### [Stated exercise]
Go through the entries below and write each one out exactly.
□ □ □ □ □ □ □
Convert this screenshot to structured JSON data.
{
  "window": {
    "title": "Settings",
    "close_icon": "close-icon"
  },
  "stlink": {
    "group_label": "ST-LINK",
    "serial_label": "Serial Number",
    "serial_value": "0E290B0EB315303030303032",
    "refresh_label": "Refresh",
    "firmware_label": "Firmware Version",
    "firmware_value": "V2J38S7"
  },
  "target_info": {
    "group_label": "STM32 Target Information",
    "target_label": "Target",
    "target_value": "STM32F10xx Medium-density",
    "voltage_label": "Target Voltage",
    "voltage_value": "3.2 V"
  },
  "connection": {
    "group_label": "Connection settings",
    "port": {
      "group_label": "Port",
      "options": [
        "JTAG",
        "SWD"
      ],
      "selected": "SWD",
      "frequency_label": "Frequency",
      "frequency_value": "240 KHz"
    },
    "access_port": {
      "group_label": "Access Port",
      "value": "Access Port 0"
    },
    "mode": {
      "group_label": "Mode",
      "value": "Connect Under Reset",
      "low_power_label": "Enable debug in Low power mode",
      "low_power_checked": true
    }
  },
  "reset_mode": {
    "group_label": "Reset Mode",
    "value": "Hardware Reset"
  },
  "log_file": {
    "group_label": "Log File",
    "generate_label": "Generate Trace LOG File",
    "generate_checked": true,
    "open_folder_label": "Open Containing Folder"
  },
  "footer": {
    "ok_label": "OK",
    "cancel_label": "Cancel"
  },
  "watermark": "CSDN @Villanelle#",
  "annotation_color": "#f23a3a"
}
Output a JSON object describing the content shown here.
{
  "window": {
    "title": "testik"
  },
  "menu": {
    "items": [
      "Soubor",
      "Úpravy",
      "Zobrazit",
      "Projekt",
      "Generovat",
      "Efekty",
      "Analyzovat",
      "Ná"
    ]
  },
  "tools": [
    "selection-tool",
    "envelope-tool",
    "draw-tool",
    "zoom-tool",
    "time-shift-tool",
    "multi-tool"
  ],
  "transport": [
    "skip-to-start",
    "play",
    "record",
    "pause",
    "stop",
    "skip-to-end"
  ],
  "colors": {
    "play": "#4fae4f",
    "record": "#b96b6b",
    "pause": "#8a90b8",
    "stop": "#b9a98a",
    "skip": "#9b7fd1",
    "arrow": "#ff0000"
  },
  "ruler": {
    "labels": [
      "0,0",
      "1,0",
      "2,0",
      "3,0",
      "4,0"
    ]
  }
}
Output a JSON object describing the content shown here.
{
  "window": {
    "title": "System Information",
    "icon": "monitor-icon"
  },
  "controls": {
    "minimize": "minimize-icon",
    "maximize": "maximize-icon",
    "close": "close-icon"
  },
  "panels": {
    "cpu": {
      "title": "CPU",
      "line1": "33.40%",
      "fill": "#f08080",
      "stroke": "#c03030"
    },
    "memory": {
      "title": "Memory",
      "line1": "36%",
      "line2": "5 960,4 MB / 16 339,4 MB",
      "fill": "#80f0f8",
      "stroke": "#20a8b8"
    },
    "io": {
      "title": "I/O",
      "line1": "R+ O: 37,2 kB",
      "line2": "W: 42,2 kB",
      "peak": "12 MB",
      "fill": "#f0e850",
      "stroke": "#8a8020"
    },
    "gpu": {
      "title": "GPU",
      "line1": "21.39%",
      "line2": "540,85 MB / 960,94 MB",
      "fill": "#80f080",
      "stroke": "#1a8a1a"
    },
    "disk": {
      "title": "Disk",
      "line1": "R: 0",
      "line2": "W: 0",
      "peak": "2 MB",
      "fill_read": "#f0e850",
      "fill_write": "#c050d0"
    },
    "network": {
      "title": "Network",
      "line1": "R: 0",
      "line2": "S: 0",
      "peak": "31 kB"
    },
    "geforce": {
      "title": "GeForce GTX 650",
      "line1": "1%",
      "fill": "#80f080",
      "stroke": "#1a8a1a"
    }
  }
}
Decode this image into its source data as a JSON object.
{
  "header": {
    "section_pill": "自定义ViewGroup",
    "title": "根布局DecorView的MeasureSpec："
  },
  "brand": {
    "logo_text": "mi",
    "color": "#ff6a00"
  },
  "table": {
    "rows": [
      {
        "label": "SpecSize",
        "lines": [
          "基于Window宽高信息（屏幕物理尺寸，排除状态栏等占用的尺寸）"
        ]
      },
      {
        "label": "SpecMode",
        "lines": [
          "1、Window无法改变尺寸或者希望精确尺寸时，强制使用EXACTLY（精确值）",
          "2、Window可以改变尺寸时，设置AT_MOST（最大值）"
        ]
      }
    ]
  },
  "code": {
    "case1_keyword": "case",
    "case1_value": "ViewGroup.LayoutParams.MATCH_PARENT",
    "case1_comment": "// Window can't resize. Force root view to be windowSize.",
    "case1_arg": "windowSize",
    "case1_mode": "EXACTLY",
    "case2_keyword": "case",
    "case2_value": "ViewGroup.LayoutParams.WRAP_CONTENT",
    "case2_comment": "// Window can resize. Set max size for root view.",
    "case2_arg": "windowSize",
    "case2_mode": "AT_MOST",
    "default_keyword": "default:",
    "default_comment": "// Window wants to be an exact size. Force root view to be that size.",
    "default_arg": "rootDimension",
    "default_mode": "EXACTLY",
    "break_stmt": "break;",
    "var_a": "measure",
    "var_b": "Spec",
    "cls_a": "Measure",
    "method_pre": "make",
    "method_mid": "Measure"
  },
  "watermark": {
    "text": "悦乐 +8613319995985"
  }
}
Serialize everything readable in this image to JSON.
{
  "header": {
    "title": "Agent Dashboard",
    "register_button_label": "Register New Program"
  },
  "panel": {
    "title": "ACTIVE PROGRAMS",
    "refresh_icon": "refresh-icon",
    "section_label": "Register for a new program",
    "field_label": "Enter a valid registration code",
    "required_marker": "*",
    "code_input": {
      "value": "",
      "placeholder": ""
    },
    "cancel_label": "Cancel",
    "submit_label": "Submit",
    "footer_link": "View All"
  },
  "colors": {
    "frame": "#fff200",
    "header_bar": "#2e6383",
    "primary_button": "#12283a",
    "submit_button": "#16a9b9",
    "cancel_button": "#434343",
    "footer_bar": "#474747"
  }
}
□ □ □ □ □ □ □
### [Task solution]
Convert this screenshot to structured JSON data.
{
  "window": {
    "title": "Settings",
    "close_icon": "close-icon"
  },
  "stlink": {
    "group_label": "ST-LINK",
    "serial_label": "Serial Number",
    "serial_value": "0E290B0EB315303030303032",
    "refresh_label": "Refresh",
    "firmware_label": "Firmware Version",
    "firmware_value": "V2J38S7"
  },
  "target_info": {
    "group_label": "STM32 Target Information",
    "target_label": "Target",
    "target_value": "STM32F10xx Medium-density",
    "voltage_label": "Target Voltage",
    "voltage_value": "3.2 V"
  },
  "connection": {
    "group_label": "Connection settings",
    "port": {
      "group_label": "Port",
      "options": [
        "JTAG",
        "SWD"
      ],
      "selected": "SWD",
      "frequency_label": "Frequency",
      "frequency_value": "240 KHz"
    },
    "access_port": {
      "group_label": "Access Port",
      "value": "Access Port 0"
    },
    "mode": {
      "group_label": "Mode",
      "value": "Connect Under Reset",
      "low_power_label": "Enable debug in Low power mode",
      "low_power_checked": true
    }
  },
  "reset_mode": {
    "group_label": "Reset Mode",
    "value": "Hardware Reset"
  },
  "log_file": {
    "group_label": "Log File",
    "generate_label": "Generate Trace LOG File",
    "generate_checked": true,
    "open_folder_label": "Open Containing Folder"
  },
  "footer": {
    "ok_label": "OK",
    "cancel_label": "Cancel"
  },
  "watermark": "CSDN @Villanelle#",
  "annotation_color": "#f23a3a"
}
Output a JSON object describing the content shown here.
{
  "window": {
    "title": "testik"
  },
  "menu": {
    "items": [
      "Soubor",
      "Úpravy",
      "Zobrazit",
      "Projekt",
      "Generovat",
      "Efekty",
      "Analyzovat",
      "Ná"
    ]
  },
  "tools": [
    "selection-tool",
    "envelope-tool",
    "draw-tool",
    "zoom-tool",
    "time-shift-tool",
    "multi-tool"
  ],
  "transport": [
    "skip-to-start",
    "play",
    "record",
    "pause",
    "stop",
    "skip-to-end"
  ],
  "colors": {
    "play": "#4fae4f",
    "record": "#b96b6b",
    "pause": "#8a90b8",
    "stop": "#b9a98a",
    "skip": "#9b7fd1",
    "arrow": "#ff0000"
  },
  "ruler": {
    "labels": [
      "0,0",
      "1,0",
      "2,0",
      "3,0",
      "4,0"
    ]
  }
}
Output a JSON object describing the content shown here.
{
  "window": {
    "title": "System Information",
    "icon": "monitor-icon"
  },
  "controls": {
    "minimize": "minimize-icon",
    "maximize": "maximize-icon",
    "close": "close-icon"
  },
  "panels": {
    "cpu": {
      "title": "CPU",
      "line1": "33.40%",
      "fill": "#f08080",
      "stroke": "#c03030"
    },
    "memory": {
      "title": "Memory",
      "line1": "36%",
      "line2": "5 960,4 MB / 16 339,4 MB",
      "fill": "#80f0f8",
      "stroke": "#20a8b8"
    },
    "io": {
      "title": "I/O",
      "line1": "R+ O: 37,2 kB",
      "line2": "W: 42,2 kB",
      "peak": "12 MB",
      "fill": "#f0e850",
      "stroke": "#8a8020"
    },
    "gpu": {
      "title": "GPU",
      "line1": "21.39%",
      "line2": "540,85 MB / 960,94 MB",
      "fill": "#80f080",
      "stroke": "#1a8a1a"
    },
    "disk": {
      "title": "Disk",
      "line1": "R: 0",
      "line2": "W: 0",
      "peak": "2 MB",
      "fill_read": "#f0e850",
      "fill_write": "#c050d0"
    },
    "network": {
      "title": "Network",
      "line1": "R: 0",
      "line2": "S: 0",
      "peak": "31 kB"
    },
    "geforce": {
      "title": "GeForce GTX 650",
      "line1": "1%",
      "fill": "#80f080",
      "stroke": "#1a8a1a"
    }
  }
}
Decode this image into its source data as a JSON object.
{
  "header": {
    "section_pill": "自定义ViewGroup",
    "title": "根布局DecorView的MeasureSpec："
  },
  "brand": {
    "logo_text": "mi",
    "color": "#ff6a00"
  },
  "table": {
    "rows": [
      {
        "label": "SpecSize",
        "lines": [
          "基于Window宽高信息（屏幕物理尺寸，排除状态栏等占用的尺寸）"
        ]
      },
      {
        "label": "SpecMode",
        "lines": [
          "1、Window无法改变尺寸或者希望精确尺寸时，强制使用EXACTLY（精确值）",
          "2、Window可以改变尺寸时，设置AT_MOST（最大值）"
        ]
      }
    ]
  },
  "code": {
    "case1_keyword": "case",
    "case1_value": "ViewGroup.LayoutParams.MATCH_PARENT",
    "case1_comment": "// Window can't resize. Force root view to be windowSize.",
    "case1_arg": "windowSize",
    "case1_mode": "EXACTLY",
    "case2_keyword": "case",
    "case2_value": "ViewGroup.LayoutParams.WRAP_CONTENT",
    "case2_comment": "// Window can resize. Set max size for root view.",
    "case2_arg": "windowSize",
    "case2_mode": "AT_MOST",
    "default_keyword": "default:",
    "default_comment": "// Window wants to be an exact size. Force root view to be that size.",
    "default_arg": "rootDimension",
    "default_mode": "EXACTLY",
    "break_stmt": "break;",
    "var_a": "measure",
    "var_b": "Spec",
    "cls_a": "Measure",
    "method_pre": "make",
    "method_mid": "Measure"
  },
  "watermark": {
    "text": "悦乐 +8613319995985"
  }
}
Serialize everything readable in this image to JSON.
{
  "header": {
    "title": "Agent Dashboard",
    "register_button_label": "Register New Program"
  },
  "panel": {
    "title": "ACTIVE PROGRAMS",
    "refresh_icon": "refresh-icon",
    "section_label": "Register for a new program",
    "field_label": "Enter a valid registration code",
    "required_marker": "*",
    "code_input": {
      "value": "",
      "placeholder": ""
    },
    "cancel_label": "Cancel",
    "submit_label": "Submit",
    "footer_link": "View All"
  },
  "colors": {
    "frame": "#fff200",
    "header_bar": "#2e6383",
    "primary_button": "#12283a",
    "submit_button": "#16a9b9",
    "cancel_button": "#434343",
    "footer_bar": "#474747"
  }
}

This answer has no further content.